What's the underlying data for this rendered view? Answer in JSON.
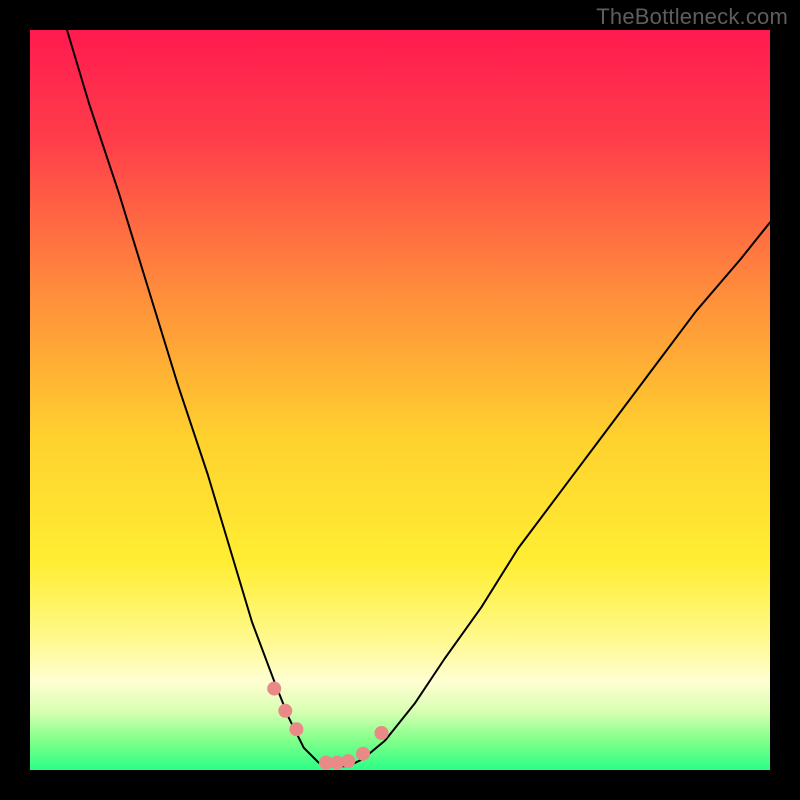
{
  "watermark": "TheBottleneck.com",
  "chart_data": {
    "type": "line",
    "title": "",
    "xlabel": "",
    "ylabel": "",
    "xlim": [
      0,
      100
    ],
    "ylim": [
      0,
      100
    ],
    "background_gradient_stops": [
      {
        "offset": 0.0,
        "color": "#ff1a4f"
      },
      {
        "offset": 0.15,
        "color": "#ff3e4a"
      },
      {
        "offset": 0.35,
        "color": "#ff8b3c"
      },
      {
        "offset": 0.55,
        "color": "#ffd12e"
      },
      {
        "offset": 0.72,
        "color": "#ffee33"
      },
      {
        "offset": 0.82,
        "color": "#fff98a"
      },
      {
        "offset": 0.88,
        "color": "#fffed2"
      },
      {
        "offset": 0.92,
        "color": "#d9ffb3"
      },
      {
        "offset": 0.96,
        "color": "#82ff8a"
      },
      {
        "offset": 1.0,
        "color": "#2bff86"
      }
    ],
    "series": [
      {
        "name": "bottleneck-curve",
        "stroke": "#000000",
        "stroke_width": 2,
        "x": [
          5,
          8,
          12,
          16,
          20,
          24,
          27,
          30,
          33,
          35,
          37,
          39,
          41,
          43,
          45,
          48,
          52,
          56,
          61,
          66,
          72,
          78,
          84,
          90,
          96,
          100
        ],
        "y": [
          100,
          90,
          78,
          65,
          52,
          40,
          30,
          20,
          12,
          7,
          3,
          1,
          0.5,
          0.5,
          1.5,
          4,
          9,
          15,
          22,
          30,
          38,
          46,
          54,
          62,
          69,
          74
        ]
      }
    ],
    "highlight_segments": [
      {
        "name": "pink-dots",
        "color": "#e98a86",
        "radius": 7,
        "x": [
          33,
          34.5,
          36,
          40,
          41.5,
          43,
          45,
          47.5
        ],
        "y": [
          11,
          8,
          5.5,
          1,
          1,
          1.2,
          2.2,
          5
        ]
      }
    ]
  }
}
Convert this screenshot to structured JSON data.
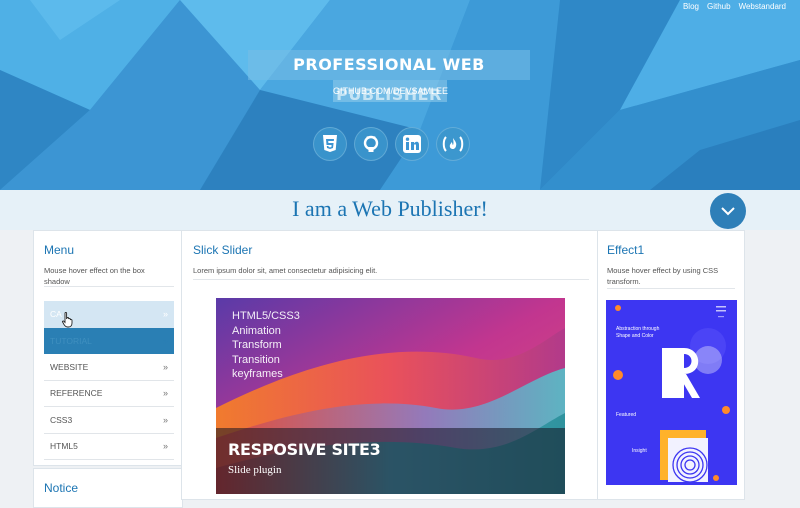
{
  "topnav": [
    "Blog",
    "Github",
    "Webstandard"
  ],
  "header": {
    "title": "PROFESSIONAL WEB PUBLISHER",
    "subtitle": "GITHUB.COM/DEVSAMLEE",
    "social": [
      "html5-icon",
      "github-icon",
      "linkedin-icon",
      "freecodecamp-icon"
    ]
  },
  "banner": {
    "text": "I am a Web Publisher!"
  },
  "menu_panel": {
    "title": "Menu",
    "description": "Mouse hover effect on the box shadow",
    "items": [
      {
        "label": "CA",
        "state": "hover"
      },
      {
        "label": "TUTORIAL",
        "state": "active"
      },
      {
        "label": "WEBSITE",
        "state": "normal"
      },
      {
        "label": "REFERENCE",
        "state": "normal"
      },
      {
        "label": "CSS3",
        "state": "normal"
      },
      {
        "label": "HTML5",
        "state": "normal"
      }
    ],
    "chevron": "»"
  },
  "notice_panel": {
    "title": "Notice"
  },
  "slider_panel": {
    "title": "Slick Slider",
    "description": "Lorem ipsum dolor sit, amet consectetur adipisicing elit.",
    "topics": [
      "HTML5/CSS3",
      "Animation",
      "Transform",
      "Transition",
      "keyframes"
    ],
    "caption_title": "RESPOSIVE SITE3",
    "caption_sub": "Slide plugin"
  },
  "effect_panel": {
    "title": "Effect1",
    "description": "Mouse hover effect by using CSS transform.",
    "image": {
      "heading": "Abstraction through Shape and Color",
      "letter": "R",
      "featured": "Featured",
      "card": "Insight"
    }
  },
  "colors": {
    "accent": "#1c75b3",
    "hero": "#3a9ad6",
    "menu_active": "#2a7fb4"
  }
}
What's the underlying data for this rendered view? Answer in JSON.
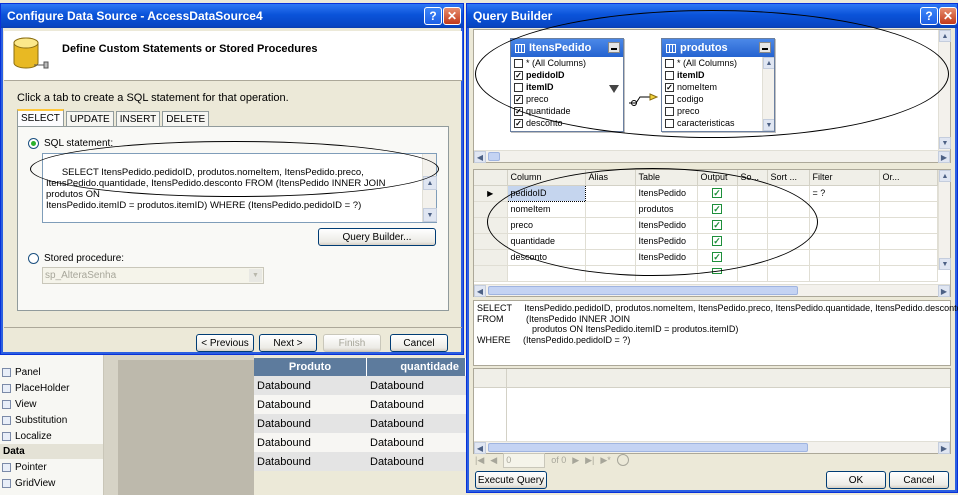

-.-.-

Copy out the whole listing exactly, and don't carry over any pictures.

**SOLUTION FOR THIS EXERCISE:**
What's the underlying data for this rendered view? Answer in JSON.
{
  "watermark": "TheBottleneck.com",
  "chart_data": {
    "type": "line",
    "title": "",
    "xlabel": "",
    "ylabel": "",
    "xlim": [
      0,
      100
    ],
    "ylim": [
      0,
      100
    ],
    "background_gradient_stops": [
      {
        "offset": 0.0,
        "color": "#ff1a4f"
      },
      {
        "offset": 0.15,
        "color": "#ff3e4a"
      },
      {
        "offset": 0.35,
        "color": "#ff8b3c"
      },
      {
        "offset": 0.55,
        "color": "#ffd12e"
      },
      {
        "offset": 0.72,
        "color": "#ffee33"
      },
      {
        "offset": 0.82,
        "color": "#fff98a"
      },
      {
        "offset": 0.88,
        "color": "#fffed2"
      },
      {
        "offset": 0.92,
        "color": "#d9ffb3"
      },
      {
        "offset": 0.96,
        "color": "#82ff8a"
      },
      {
        "offset": 1.0,
        "color": "#2bff86"
      }
    ],
    "series": [
      {
        "name": "bottleneck-curve",
        "stroke": "#000000",
        "stroke_width": 2,
        "x": [
          5,
          8,
          12,
          16,
          20,
          24,
          27,
          30,
          33,
          35,
          37,
          39,
          41,
          43,
          45,
          48,
          52,
          56,
          61,
          66,
          72,
          78,
          84,
          90,
          96,
          100
        ],
        "y": [
          100,
          90,
          78,
          65,
          52,
          40,
          30,
          20,
          12,
          7,
          3,
          1,
          0.5,
          0.5,
          1.5,
          4,
          9,
          15,
          22,
          30,
          38,
          46,
          54,
          62,
          69,
          74
        ]
      }
    ],
    "highlight_segments": [
      {
        "name": "pink-dots",
        "color": "#e98a86",
        "radius": 7,
        "x": [
          33,
          34.5,
          36,
          40,
          41.5,
          43,
          45,
          47.5
        ],
        "y": [
          11,
          8,
          5.5,
          1,
          1,
          1.2,
          2.2,
          5
        ]
      }
    ]
  }
}
Convert this screenshot to structured JSON data.
{
  "topnav": [
    "Blog",
    "Github",
    "Webstandard"
  ],
  "header": {
    "title": "PROFESSIONAL WEB PUBLISHER",
    "subtitle": "GITHUB.COM/DEVSAMLEE",
    "social": [
      "html5-icon",
      "github-icon",
      "linkedin-icon",
      "freecodecamp-icon"
    ]
  },
  "banner": {
    "text": "I am a Web Publisher!"
  },
  "menu_panel": {
    "title": "Menu",
    "description": "Mouse hover effect on the box shadow",
    "items": [
      {
        "label": "CA",
        "state": "hover"
      },
      {
        "label": "TUTORIAL",
        "state": "active"
      },
      {
        "label": "WEBSITE",
        "state": "normal"
      },
      {
        "label": "REFERENCE",
        "state": "normal"
      },
      {
        "label": "CSS3",
        "state": "normal"
      },
      {
        "label": "HTML5",
        "state": "normal"
      }
    ],
    "chevron": "»"
  },
  "notice_panel": {
    "title": "Notice"
  },
  "slider_panel": {
    "title": "Slick Slider",
    "description": "Lorem ipsum dolor sit, amet consectetur adipisicing elit.",
    "topics": [
      "HTML5/CSS3",
      "Animation",
      "Transform",
      "Transition",
      "keyframes"
    ],
    "caption_title": "RESPOSIVE SITE3",
    "caption_sub": "Slide plugin"
  },
  "effect_panel": {
    "title": "Effect1",
    "description": "Mouse hover effect by using CSS transform.",
    "image": {
      "heading": "Abstraction through Shape and Color",
      "letter": "R",
      "featured": "Featured",
      "card": "Insight"
    }
  },
  "colors": {
    "accent": "#1c75b3",
    "hero": "#3a9ad6",
    "menu_active": "#2a7fb4"
  }
}
What's the underlying data for this rendered view? Answer in JSON.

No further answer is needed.